====== Entries shown

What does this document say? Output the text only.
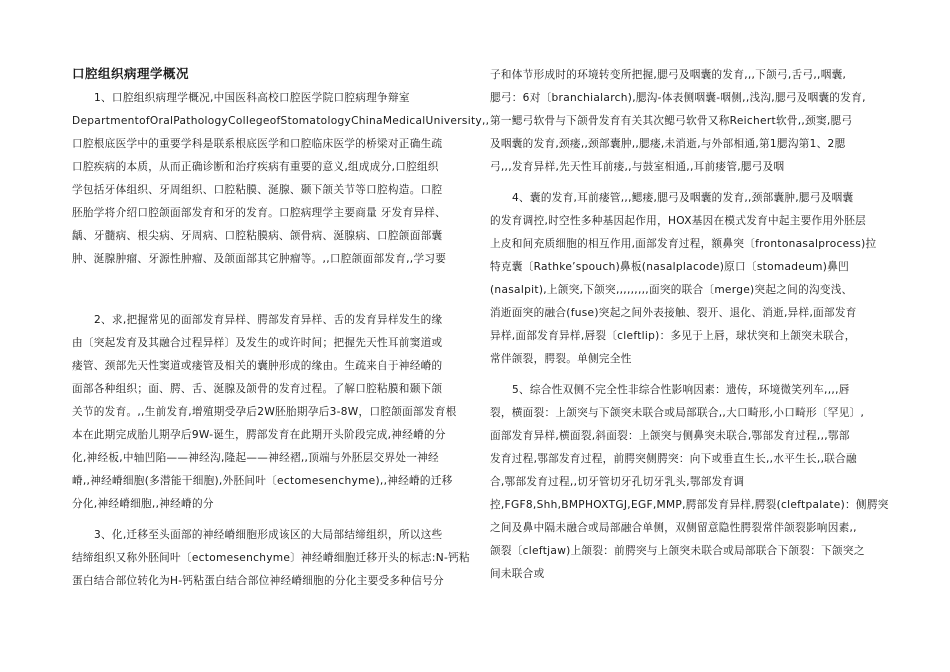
口腔组织病理学概况
1、口腔组织病理学概况,中国医科高校口腔医学院口腔病理争辩室
DepartmentofOralPathologyCollegeofStomatologyChinaMedicalUniversity,,
口腔根底医学中的重要学科是联系根底医学和口腔临床医学的桥梁对正确生疏
口腔疾病的本质，从而正确诊断和治疗疾病有重要的意义,组成成分,口腔组织
学包括牙体组织、牙周组织、口腔粘膜、涎腺、颞下颌关节等口腔构造。口腔
胚胎学将介绍口腔颌面部发育和牙的发育。口腔病理学主要商量 牙发育异样、
龋、牙髓病、根尖病、牙周病、口腔粘膜病、颌骨病、涎腺病、口腔颌面部囊
肿、涎腺肿瘤、牙源性肿瘤、及颌面部其它肿瘤等。,,口腔颌面部发育,,学习要
2、求,把握常见的面部发育异样、腭部发育异样、舌的发育异样发生的缘
由〔突起发育及其融合过程异样〕及发生的或许时间；把握先天性耳前窦道或
瘘管、颈部先天性窦道或瘘管及相关的囊肿形成的缘由。生疏来自于神经嵴的
面部各种组织；面、腭、舌、涎腺及颌骨的发育过程。了解口腔粘膜和颞下颌
关节的发育。,,生前发育,增殖期受孕后2W胚胎期孕后3-8W，口腔颌面部发育根
本在此期完成胎儿期孕后9W-诞生，腭部发育在此期开头阶段完成,神经嵴的分
化,神经板,中轴凹陷——神经沟,隆起——神经褶,,顶端与外胚层交界处一神经
嵴,,神经嵴细胞(多潜能干细胞),外胚间叶〔ectomesenchyme),,神经嵴的迁移
分化,神经嵴细胞,,神经嵴的分
3、化,迁移至头面部的神经嵴细胞形成该区的大局部结缔组织，所以这些
结缔组织又称外胚间叶〔ectomesenchyme〕神经嵴细胞迁移开头的标志:N-钙粘
蛋白结合部位转化为H-钙粘蛋白结合部位神经嵴细胞的分化主要受多种信号分
子和体节形成时的环境转变所把握,腮弓及咽囊的发育,,,下颌弓,舌弓,,咽囊,
腮弓：6对〔branchialarch),腮沟-体表侧咽囊-咽侧,,浅沟,腮弓及咽囊的发育,
第一鳃弓软骨与下颌骨发育有关其次鳃弓软骨又称Reichert软骨,,颈窦,腮弓
及咽囊的发育,颈瘘,,颈部囊肿,,腮瘘,未消逝,与外部相通,第1腮沟第1、2腮
弓,,,发育异样,先天性耳前瘘,,与鼓室相通,,耳前瘘管,腮弓及咽
4、囊的发育,耳前瘘管,,,鳃瘘,腮弓及咽囊的发育,,颈部囊肿,腮弓及咽囊
的发育调控,时空性多种基因起作用，HOX基因在模式发育中起主要作用外胚层
上皮和间充质细胞的相互作用,面部发育过程，额鼻突〔frontonasalprocess)拉
特克囊〔Rathke’spouch)鼻板(nasalplacode)原口〔stomadeum)鼻凹
(nasalpit),上颌突,下颌突,,,,,,,,,面突的联合〔merge)突起之间的沟变浅、
消逝面突的融合(fuse)突起之间外表接触、裂开、退化、消逝,异样,面部发育
异样,面部发育异样,唇裂〔cleftlip)：多见于上唇，球状突和上颌突未联合，
常伴颌裂，腭裂。单侧完全性
5、综合性双侧不完全性非综合性影响因素：遗传，环境微笑列车,,,,唇
裂，横面裂：上颌突与下颌突未联合或局部联合,,大口畸形,小口畸形〔罕见〕,
面部发育异样,横面裂,斜面裂：上颌突与侧鼻突未联合,鄂部发育过程,,,鄂部
发育过程,鄂部发育过程，前腭突侧腭突：向下或垂直生长,,水平生长,,联合融
合,鄂部发育过程,,切牙管切牙孔切牙乳头,鄂部发育调
控,FGF8,Shh,BMPHOXTGJ,EGF,MMP,腭部发育异样,腭裂(cleftpalate)：侧腭突
之间及鼻中隔未融合或局部融合单侧，双侧留意隐性腭裂常伴颌裂影响因素,,
颌裂〔cleftjaw)上颌裂：前腭突与上颌突未联合或局部联合下颌裂：下颌突之
间未联合或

============

* _Your objective_:
All of the records need repeating exactly, except for the pictures.

* _Finished exercise_:
What does this document say? Output the text only.
口腔组织病理学概况
1、口腔组织病理学概况,中国医科高校口腔医学院口腔病理争辩室
DepartmentofOralPathologyCollegeofStomatologyChinaMedicalUniversity,,
口腔根底医学中的重要学科是联系根底医学和口腔临床医学的桥梁对正确生疏
口腔疾病的本质，从而正确诊断和治疗疾病有重要的意义,组成成分,口腔组织
学包括牙体组织、牙周组织、口腔粘膜、涎腺、颞下颌关节等口腔构造。口腔
胚胎学将介绍口腔颌面部发育和牙的发育。口腔病理学主要商量 牙发育异样、
龋、牙髓病、根尖病、牙周病、口腔粘膜病、颌骨病、涎腺病、口腔颌面部囊
肿、涎腺肿瘤、牙源性肿瘤、及颌面部其它肿瘤等。,,口腔颌面部发育,,学习要
2、求,把握常见的面部发育异样、腭部发育异样、舌的发育异样发生的缘
由〔突起发育及其融合过程异样〕及发生的或许时间；把握先天性耳前窦道或
瘘管、颈部先天性窦道或瘘管及相关的囊肿形成的缘由。生疏来自于神经嵴的
面部各种组织；面、腭、舌、涎腺及颌骨的发育过程。了解口腔粘膜和颞下颌
关节的发育。,,生前发育,增殖期受孕后2W胚胎期孕后3-8W，口腔颌面部发育根
本在此期完成胎儿期孕后9W-诞生，腭部发育在此期开头阶段完成,神经嵴的分
化,神经板,中轴凹陷——神经沟,隆起——神经褶,,顶端与外胚层交界处一神经
嵴,,神经嵴细胞(多潜能干细胞),外胚间叶〔ectomesenchyme),,神经嵴的迁移
分化,神经嵴细胞,,神经嵴的分
3、化,迁移至头面部的神经嵴细胞形成该区的大局部结缔组织，所以这些
结缔组织又称外胚间叶〔ectomesenchyme〕神经嵴细胞迁移开头的标志:N-钙粘
蛋白结合部位转化为H-钙粘蛋白结合部位神经嵴细胞的分化主要受多种信号分
子和体节形成时的环境转变所把握,腮弓及咽囊的发育,,,下颌弓,舌弓,,咽囊,
腮弓：6对〔branchialarch),腮沟-体表侧咽囊-咽侧,,浅沟,腮弓及咽囊的发育,
第一鳃弓软骨与下颌骨发育有关其次鳃弓软骨又称Reichert软骨,,颈窦,腮弓
及咽囊的发育,颈瘘,,颈部囊肿,,腮瘘,未消逝,与外部相通,第1腮沟第1、2腮
弓,,,发育异样,先天性耳前瘘,,与鼓室相通,,耳前瘘管,腮弓及咽
4、囊的发育,耳前瘘管,,,鳃瘘,腮弓及咽囊的发育,,颈部囊肿,腮弓及咽囊
的发育调控,时空性多种基因起作用，HOX基因在模式发育中起主要作用外胚层
上皮和间充质细胞的相互作用,面部发育过程，额鼻突〔frontonasalprocess)拉
特克囊〔Rathke’spouch)鼻板(nasalplacode)原口〔stomadeum)鼻凹
(nasalpit),上颌突,下颌突,,,,,,,,,面突的联合〔merge)突起之间的沟变浅、
消逝面突的融合(fuse)突起之间外表接触、裂开、退化、消逝,异样,面部发育
异样,面部发育异样,唇裂〔cleftlip)：多见于上唇，球状突和上颌突未联合，
常伴颌裂，腭裂。单侧完全性
5、综合性双侧不完全性非综合性影响因素：遗传，环境微笑列车,,,,唇
裂，横面裂：上颌突与下颌突未联合或局部联合,,大口畸形,小口畸形〔罕见〕,
面部发育异样,横面裂,斜面裂：上颌突与侧鼻突未联合,鄂部发育过程,,,鄂部
发育过程,鄂部发育过程，前腭突侧腭突：向下或垂直生长,,水平生长,,联合融
合,鄂部发育过程,,切牙管切牙孔切牙乳头,鄂部发育调
控,FGF8,Shh,BMPHOXTGJ,EGF,MMP,腭部发育异样,腭裂(cleftpalate)：侧腭突
之间及鼻中隔未融合或局部融合单侧，双侧留意隐性腭裂常伴颌裂影响因素,,
颌裂〔cleftjaw)上颌裂：前腭突与上颌突未联合或局部联合下颌裂：下颌突之
间未联合或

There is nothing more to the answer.